EXERCISE INPUTS:
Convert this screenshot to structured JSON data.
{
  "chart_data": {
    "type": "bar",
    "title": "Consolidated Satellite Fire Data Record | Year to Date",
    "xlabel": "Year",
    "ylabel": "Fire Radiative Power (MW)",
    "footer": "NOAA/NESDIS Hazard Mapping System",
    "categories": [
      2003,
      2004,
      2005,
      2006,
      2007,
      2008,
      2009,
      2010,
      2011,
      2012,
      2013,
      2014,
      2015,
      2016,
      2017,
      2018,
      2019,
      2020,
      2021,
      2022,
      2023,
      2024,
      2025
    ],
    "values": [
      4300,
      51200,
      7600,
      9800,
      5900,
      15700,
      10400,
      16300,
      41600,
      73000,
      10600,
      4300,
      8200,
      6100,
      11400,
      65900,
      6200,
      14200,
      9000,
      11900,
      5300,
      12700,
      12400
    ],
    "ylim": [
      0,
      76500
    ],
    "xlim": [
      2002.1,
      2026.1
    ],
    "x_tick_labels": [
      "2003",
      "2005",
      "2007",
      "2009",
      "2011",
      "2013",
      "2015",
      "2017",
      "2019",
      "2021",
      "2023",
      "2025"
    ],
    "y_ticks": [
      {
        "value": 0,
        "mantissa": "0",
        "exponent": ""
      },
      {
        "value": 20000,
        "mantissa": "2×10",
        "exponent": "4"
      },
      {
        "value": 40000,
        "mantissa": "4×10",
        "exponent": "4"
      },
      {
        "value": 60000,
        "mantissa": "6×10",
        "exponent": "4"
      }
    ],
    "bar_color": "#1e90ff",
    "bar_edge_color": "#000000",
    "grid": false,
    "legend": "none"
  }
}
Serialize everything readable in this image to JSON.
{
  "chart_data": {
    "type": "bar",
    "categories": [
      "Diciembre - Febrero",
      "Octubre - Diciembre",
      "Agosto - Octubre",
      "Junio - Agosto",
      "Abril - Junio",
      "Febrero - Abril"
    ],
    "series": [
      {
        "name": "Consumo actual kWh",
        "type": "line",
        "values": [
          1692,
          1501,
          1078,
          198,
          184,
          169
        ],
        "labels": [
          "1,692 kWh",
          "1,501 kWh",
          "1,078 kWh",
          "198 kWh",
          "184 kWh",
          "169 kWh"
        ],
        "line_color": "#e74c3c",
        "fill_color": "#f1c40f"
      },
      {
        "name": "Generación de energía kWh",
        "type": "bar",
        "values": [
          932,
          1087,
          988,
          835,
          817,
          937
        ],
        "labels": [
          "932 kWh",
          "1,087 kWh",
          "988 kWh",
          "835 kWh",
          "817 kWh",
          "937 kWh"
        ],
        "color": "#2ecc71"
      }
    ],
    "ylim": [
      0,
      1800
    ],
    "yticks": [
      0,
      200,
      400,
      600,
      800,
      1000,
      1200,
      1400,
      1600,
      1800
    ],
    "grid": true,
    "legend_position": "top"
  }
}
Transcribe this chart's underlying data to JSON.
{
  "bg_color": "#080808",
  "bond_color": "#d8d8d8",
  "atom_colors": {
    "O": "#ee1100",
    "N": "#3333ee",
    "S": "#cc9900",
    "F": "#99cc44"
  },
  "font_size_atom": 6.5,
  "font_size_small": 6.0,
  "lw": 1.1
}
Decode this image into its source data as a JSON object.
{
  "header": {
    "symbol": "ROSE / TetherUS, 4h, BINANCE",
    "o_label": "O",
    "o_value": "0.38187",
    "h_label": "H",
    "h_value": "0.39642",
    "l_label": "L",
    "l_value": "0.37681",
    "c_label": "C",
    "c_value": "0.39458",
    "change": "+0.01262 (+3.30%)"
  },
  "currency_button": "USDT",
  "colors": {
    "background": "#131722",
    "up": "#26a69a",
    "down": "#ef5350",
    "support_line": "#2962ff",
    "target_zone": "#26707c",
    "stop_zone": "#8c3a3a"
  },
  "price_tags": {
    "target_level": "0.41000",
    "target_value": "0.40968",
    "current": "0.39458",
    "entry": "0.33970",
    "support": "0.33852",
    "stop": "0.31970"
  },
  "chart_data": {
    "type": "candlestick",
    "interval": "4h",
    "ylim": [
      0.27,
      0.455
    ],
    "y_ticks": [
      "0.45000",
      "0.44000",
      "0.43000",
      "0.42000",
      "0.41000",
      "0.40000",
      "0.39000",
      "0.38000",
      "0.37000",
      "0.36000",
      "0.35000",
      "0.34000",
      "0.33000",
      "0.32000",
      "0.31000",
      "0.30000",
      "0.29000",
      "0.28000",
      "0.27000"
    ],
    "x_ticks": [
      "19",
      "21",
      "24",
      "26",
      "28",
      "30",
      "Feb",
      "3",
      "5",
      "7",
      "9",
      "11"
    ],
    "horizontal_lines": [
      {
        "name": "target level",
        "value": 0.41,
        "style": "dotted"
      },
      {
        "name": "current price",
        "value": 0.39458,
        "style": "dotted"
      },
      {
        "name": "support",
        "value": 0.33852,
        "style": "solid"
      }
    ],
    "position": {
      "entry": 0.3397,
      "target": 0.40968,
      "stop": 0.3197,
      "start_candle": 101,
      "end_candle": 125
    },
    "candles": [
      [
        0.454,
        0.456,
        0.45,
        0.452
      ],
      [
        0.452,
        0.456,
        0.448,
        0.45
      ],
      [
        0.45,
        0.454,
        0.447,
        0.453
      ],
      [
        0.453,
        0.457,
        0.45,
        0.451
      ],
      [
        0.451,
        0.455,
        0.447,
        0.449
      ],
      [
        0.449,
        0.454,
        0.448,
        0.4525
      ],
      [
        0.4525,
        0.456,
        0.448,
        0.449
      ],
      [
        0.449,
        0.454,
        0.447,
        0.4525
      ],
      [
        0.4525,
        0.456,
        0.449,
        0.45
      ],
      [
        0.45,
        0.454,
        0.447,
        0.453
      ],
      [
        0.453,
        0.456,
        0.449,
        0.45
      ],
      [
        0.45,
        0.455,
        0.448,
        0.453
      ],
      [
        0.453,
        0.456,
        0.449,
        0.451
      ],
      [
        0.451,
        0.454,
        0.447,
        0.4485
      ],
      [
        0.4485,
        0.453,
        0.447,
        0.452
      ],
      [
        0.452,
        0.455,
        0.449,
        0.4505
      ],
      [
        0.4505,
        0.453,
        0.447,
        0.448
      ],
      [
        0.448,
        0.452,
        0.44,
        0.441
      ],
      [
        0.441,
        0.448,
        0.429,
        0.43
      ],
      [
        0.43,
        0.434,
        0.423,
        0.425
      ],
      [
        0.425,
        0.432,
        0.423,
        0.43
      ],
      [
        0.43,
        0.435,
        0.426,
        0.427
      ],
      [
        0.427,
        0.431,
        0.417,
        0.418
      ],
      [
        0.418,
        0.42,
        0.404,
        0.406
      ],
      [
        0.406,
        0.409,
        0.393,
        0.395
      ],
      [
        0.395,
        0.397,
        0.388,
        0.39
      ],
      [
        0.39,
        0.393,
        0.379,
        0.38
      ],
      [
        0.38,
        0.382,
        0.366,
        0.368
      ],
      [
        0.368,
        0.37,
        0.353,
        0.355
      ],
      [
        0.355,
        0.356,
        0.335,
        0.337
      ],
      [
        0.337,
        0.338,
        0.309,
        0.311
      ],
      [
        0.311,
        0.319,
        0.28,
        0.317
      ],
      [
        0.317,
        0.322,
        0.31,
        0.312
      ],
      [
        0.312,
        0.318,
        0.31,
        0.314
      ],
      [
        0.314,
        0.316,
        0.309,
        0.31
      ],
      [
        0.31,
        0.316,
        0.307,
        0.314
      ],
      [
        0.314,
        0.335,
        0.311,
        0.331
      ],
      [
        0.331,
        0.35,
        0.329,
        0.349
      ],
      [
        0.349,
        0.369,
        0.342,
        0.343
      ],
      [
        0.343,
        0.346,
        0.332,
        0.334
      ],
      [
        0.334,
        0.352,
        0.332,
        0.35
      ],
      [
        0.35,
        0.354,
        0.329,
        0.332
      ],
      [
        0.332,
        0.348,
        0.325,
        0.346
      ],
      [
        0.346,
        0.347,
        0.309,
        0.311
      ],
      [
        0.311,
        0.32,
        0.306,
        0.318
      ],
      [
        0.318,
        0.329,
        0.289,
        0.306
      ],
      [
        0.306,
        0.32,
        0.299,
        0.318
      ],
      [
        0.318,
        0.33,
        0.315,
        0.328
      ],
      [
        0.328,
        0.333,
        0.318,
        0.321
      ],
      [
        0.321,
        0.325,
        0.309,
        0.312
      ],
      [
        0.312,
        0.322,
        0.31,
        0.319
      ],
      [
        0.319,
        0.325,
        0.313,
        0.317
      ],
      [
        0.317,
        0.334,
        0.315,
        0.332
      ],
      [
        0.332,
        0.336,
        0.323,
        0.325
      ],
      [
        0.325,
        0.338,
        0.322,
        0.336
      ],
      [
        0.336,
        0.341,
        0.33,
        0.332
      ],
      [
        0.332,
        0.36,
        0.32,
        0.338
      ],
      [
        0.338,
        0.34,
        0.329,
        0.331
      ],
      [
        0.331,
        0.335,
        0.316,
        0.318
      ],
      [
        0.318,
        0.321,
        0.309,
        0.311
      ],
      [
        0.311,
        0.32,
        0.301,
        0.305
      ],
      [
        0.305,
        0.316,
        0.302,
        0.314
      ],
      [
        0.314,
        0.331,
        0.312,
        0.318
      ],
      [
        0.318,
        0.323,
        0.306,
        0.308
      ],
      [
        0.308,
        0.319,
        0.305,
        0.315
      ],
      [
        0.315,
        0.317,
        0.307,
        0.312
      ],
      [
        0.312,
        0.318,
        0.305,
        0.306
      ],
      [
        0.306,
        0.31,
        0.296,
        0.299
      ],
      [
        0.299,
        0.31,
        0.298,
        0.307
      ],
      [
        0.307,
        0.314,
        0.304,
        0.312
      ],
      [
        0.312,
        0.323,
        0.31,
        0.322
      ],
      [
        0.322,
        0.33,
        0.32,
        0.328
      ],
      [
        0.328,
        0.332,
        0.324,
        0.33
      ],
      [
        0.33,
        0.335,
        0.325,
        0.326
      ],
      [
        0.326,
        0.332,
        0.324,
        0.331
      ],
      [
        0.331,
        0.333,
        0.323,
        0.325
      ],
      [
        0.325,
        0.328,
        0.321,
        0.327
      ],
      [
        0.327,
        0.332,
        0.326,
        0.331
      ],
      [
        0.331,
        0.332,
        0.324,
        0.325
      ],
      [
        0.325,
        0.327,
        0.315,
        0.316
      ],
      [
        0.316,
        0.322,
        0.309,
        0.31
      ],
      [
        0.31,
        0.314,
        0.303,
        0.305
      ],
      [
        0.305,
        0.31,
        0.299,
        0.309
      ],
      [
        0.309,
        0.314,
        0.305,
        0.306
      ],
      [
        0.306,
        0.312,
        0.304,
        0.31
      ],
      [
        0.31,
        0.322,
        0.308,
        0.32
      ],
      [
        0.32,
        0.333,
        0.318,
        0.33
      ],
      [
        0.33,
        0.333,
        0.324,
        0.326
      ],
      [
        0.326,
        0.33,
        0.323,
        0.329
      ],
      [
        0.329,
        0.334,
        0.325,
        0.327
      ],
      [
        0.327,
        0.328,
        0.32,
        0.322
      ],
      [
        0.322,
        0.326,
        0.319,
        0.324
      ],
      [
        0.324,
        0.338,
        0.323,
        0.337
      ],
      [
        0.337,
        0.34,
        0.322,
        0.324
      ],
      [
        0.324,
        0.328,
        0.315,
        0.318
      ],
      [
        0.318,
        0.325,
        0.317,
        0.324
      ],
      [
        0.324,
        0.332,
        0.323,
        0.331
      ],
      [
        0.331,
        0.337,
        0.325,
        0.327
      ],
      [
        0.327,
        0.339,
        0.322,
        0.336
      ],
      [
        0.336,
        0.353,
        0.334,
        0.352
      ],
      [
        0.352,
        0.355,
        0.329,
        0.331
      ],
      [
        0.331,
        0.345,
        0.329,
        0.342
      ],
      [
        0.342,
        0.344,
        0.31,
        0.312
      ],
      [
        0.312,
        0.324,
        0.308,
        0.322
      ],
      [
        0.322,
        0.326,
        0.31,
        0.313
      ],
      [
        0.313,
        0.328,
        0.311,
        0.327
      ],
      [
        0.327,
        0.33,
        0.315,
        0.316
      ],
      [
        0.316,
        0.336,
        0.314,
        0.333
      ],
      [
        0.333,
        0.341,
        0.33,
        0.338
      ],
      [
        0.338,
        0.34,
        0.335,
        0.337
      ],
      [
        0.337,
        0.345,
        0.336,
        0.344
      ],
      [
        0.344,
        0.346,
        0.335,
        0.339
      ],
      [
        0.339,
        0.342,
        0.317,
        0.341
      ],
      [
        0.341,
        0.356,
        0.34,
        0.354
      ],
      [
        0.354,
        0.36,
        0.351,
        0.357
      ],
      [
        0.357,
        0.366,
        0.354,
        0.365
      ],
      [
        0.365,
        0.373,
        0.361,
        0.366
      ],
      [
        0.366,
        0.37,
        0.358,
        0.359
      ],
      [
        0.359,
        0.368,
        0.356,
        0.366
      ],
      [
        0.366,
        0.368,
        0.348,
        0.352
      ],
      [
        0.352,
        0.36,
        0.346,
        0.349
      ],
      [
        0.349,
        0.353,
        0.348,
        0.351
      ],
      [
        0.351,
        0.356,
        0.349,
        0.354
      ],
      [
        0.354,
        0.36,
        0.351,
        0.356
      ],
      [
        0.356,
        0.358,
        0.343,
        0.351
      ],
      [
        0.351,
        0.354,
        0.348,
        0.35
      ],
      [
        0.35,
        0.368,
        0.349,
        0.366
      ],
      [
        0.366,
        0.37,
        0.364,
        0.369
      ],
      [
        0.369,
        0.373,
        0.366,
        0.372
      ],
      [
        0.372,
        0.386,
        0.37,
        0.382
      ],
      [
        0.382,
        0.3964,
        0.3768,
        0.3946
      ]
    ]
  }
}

WHAT YOU WILL DO:
Report the number of lines above that contain the word "image", and only that number.

TASK SOLUTION:
2